(Figure collection entries)
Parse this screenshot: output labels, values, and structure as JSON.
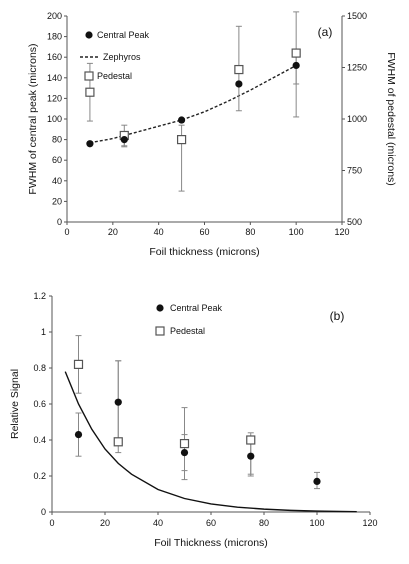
{
  "chart_data": [
    {
      "type": "scatter",
      "panel_label": "(a)",
      "xlabel": "Foil thickness (microns)",
      "ylabel_left": "FWHM of central peak (microns)",
      "ylabel_right": "FWHM of pedestal (microns)",
      "xlim": [
        0,
        120
      ],
      "ylim_left": [
        0,
        200
      ],
      "ylim_right": [
        500,
        1500
      ],
      "xticks": [
        "0",
        "20",
        "40",
        "60",
        "80",
        "100",
        "120"
      ],
      "yticks_left": [
        "0",
        "20",
        "40",
        "60",
        "80",
        "100",
        "120",
        "140",
        "160",
        "180",
        "200"
      ],
      "yticks_right": [
        "500",
        "750",
        "1000",
        "1250",
        "1500"
      ],
      "legend_position": "top-left",
      "series": [
        {
          "name": "Central Peak",
          "marker": "filled-circle",
          "axis": "left",
          "x": [
            10,
            25,
            50,
            75,
            100
          ],
          "y": [
            76,
            80,
            99,
            134,
            152
          ],
          "err_low": [
            0,
            7,
            0,
            0,
            50
          ],
          "err_high": [
            0,
            7,
            0,
            0,
            10
          ]
        },
        {
          "name": "Zephyros",
          "marker": "dashed-line",
          "axis": "left",
          "x": [
            10,
            20,
            30,
            40,
            50,
            60,
            70,
            80,
            90,
            100
          ],
          "y": [
            77,
            81,
            87,
            93,
            99,
            107,
            117,
            128,
            140,
            152
          ]
        },
        {
          "name": "Pedestal",
          "marker": "open-square",
          "axis": "right",
          "x": [
            10,
            25,
            50,
            75,
            100
          ],
          "y": [
            1130,
            920,
            900,
            1240,
            1320
          ],
          "err_low": [
            140,
            50,
            250,
            200,
            150
          ],
          "err_high": [
            140,
            50,
            70,
            210,
            200
          ]
        }
      ]
    },
    {
      "type": "scatter",
      "panel_label": "(b)",
      "xlabel": "Foil Thickness (microns)",
      "ylabel": "Relative Signal",
      "xlim": [
        0,
        120
      ],
      "ylim": [
        0,
        1.2
      ],
      "xticks": [
        "0",
        "20",
        "40",
        "60",
        "80",
        "100",
        "120"
      ],
      "yticks": [
        "0",
        "0.2",
        "0.4",
        "0.6",
        "0.8",
        "1",
        "1.2"
      ],
      "legend_position": "top-center",
      "series": [
        {
          "name": "Central Peak",
          "marker": "filled-circle",
          "x": [
            10,
            25,
            50,
            75,
            100
          ],
          "y": [
            0.43,
            0.61,
            0.33,
            0.31,
            0.17
          ],
          "err_low": [
            0.12,
            0.23,
            0.1,
            0.1,
            0.04
          ],
          "err_high": [
            0.12,
            0.23,
            0.1,
            0.1,
            0.05
          ]
        },
        {
          "name": "Pedestal",
          "marker": "open-square",
          "x": [
            10,
            25,
            50,
            75
          ],
          "y": [
            0.82,
            0.39,
            0.38,
            0.4
          ],
          "err_low": [
            0.16,
            0.06,
            0.2,
            0.2
          ],
          "err_high": [
            0.16,
            0.45,
            0.2,
            0.04
          ]
        },
        {
          "name": "",
          "marker": "solid-line",
          "x": [
            5,
            10,
            15,
            20,
            25,
            30,
            40,
            50,
            60,
            70,
            80,
            90,
            100,
            115
          ],
          "y": [
            0.78,
            0.6,
            0.46,
            0.35,
            0.27,
            0.21,
            0.125,
            0.075,
            0.045,
            0.027,
            0.016,
            0.009,
            0.005,
            0.002
          ]
        }
      ]
    }
  ]
}
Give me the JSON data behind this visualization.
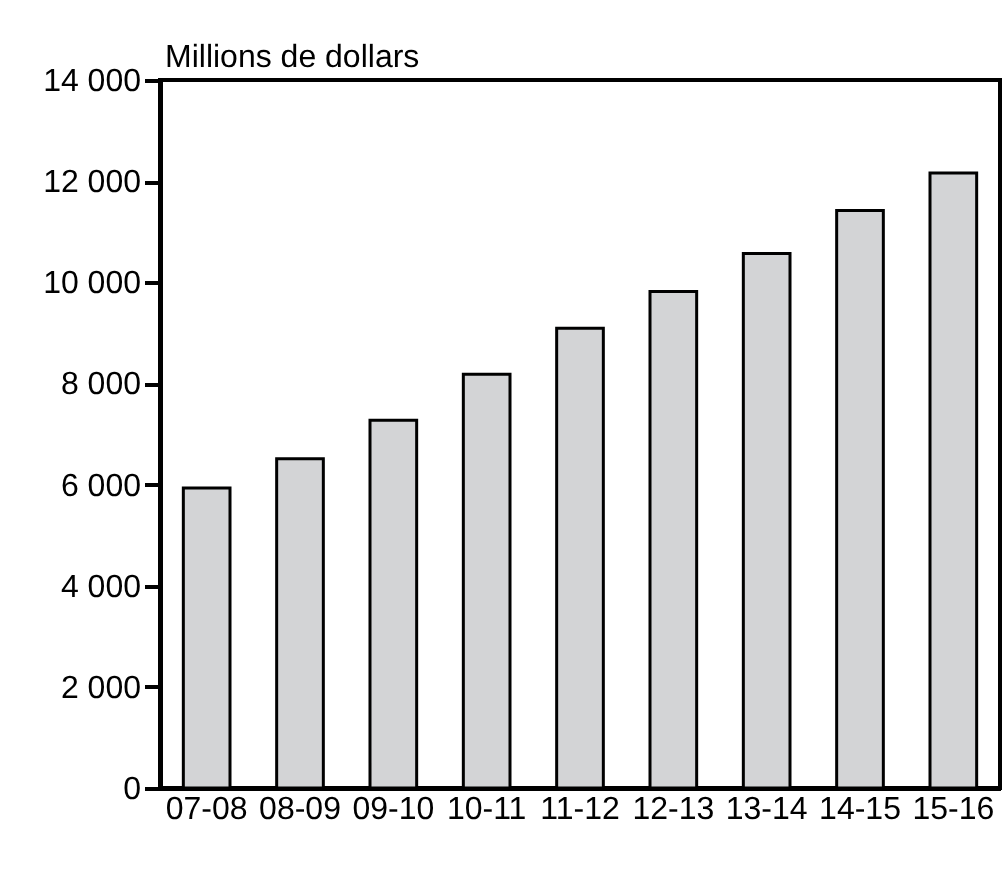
{
  "chart_data": {
    "type": "bar",
    "ylabel": "Millions de dollars",
    "categories": [
      "07-08",
      "08-09",
      "09-10",
      "10-11",
      "11-12",
      "12-13",
      "13-14",
      "14-15",
      "15-16"
    ],
    "values": [
      5930,
      6510,
      7270,
      8180,
      9090,
      9820,
      10570,
      11420,
      12160
    ],
    "color": "#d3d4d6",
    "ylim": [
      0,
      14000
    ],
    "yticks": [
      {
        "value": 0,
        "label": "0"
      },
      {
        "value": 2000,
        "label": "2 000"
      },
      {
        "value": 4000,
        "label": "4 000"
      },
      {
        "value": 6000,
        "label": "6 000"
      },
      {
        "value": 8000,
        "label": "8 000"
      },
      {
        "value": 10000,
        "label": "10 000"
      },
      {
        "value": 12000,
        "label": "12 000"
      },
      {
        "value": 14000,
        "label": "14 000"
      }
    ],
    "grid": false
  }
}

Task statement: Identify the lines that hold the word "xlabel". Copy every one of them.

Response to the exercise:
      "xlabel": "Foil thickness (microns)",
      "xlabel": "Foil Thickness (microns)",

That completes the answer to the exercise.